REQUIRED TASK:
Send back the entries below exactly as they appear.

DATA FOR THIS EXERCISE:
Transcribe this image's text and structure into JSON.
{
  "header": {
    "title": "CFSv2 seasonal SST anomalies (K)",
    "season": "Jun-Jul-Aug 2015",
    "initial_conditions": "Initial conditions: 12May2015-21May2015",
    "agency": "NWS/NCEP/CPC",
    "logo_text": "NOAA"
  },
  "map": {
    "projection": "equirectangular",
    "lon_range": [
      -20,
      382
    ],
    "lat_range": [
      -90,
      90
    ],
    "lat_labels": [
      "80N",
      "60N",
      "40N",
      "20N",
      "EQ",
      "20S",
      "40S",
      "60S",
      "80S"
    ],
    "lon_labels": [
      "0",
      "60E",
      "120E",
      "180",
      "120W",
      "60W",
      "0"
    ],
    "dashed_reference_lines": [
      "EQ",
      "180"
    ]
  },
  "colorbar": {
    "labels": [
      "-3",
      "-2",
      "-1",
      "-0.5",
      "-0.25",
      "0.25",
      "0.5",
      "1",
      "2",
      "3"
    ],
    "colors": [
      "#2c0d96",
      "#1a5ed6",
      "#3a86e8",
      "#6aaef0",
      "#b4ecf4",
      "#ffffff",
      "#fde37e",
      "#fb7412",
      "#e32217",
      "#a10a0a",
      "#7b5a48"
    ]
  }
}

TASK RESPONSE:
Transcribe this image's text and structure into JSON.
{
  "header": {
    "title": "CFSv2 seasonal SST anomalies (K)",
    "season": "Jun-Jul-Aug 2015",
    "initial_conditions": "Initial conditions: 12May2015-21May2015",
    "agency": "NWS/NCEP/CPC",
    "logo_text": "NOAA"
  },
  "map": {
    "projection": "equirectangular",
    "lon_range": [
      -20,
      382
    ],
    "lat_range": [
      -90,
      90
    ],
    "lat_labels": [
      "80N",
      "60N",
      "40N",
      "20N",
      "EQ",
      "20S",
      "40S",
      "60S",
      "80S"
    ],
    "lon_labels": [
      "0",
      "60E",
      "120E",
      "180",
      "120W",
      "60W",
      "0"
    ],
    "dashed_reference_lines": [
      "EQ",
      "180"
    ]
  },
  "colorbar": {
    "labels": [
      "-3",
      "-2",
      "-1",
      "-0.5",
      "-0.25",
      "0.25",
      "0.5",
      "1",
      "2",
      "3"
    ],
    "colors": [
      "#2c0d96",
      "#1a5ed6",
      "#3a86e8",
      "#6aaef0",
      "#b4ecf4",
      "#ffffff",
      "#fde37e",
      "#fb7412",
      "#e32217",
      "#a10a0a",
      "#7b5a48"
    ]
  }
}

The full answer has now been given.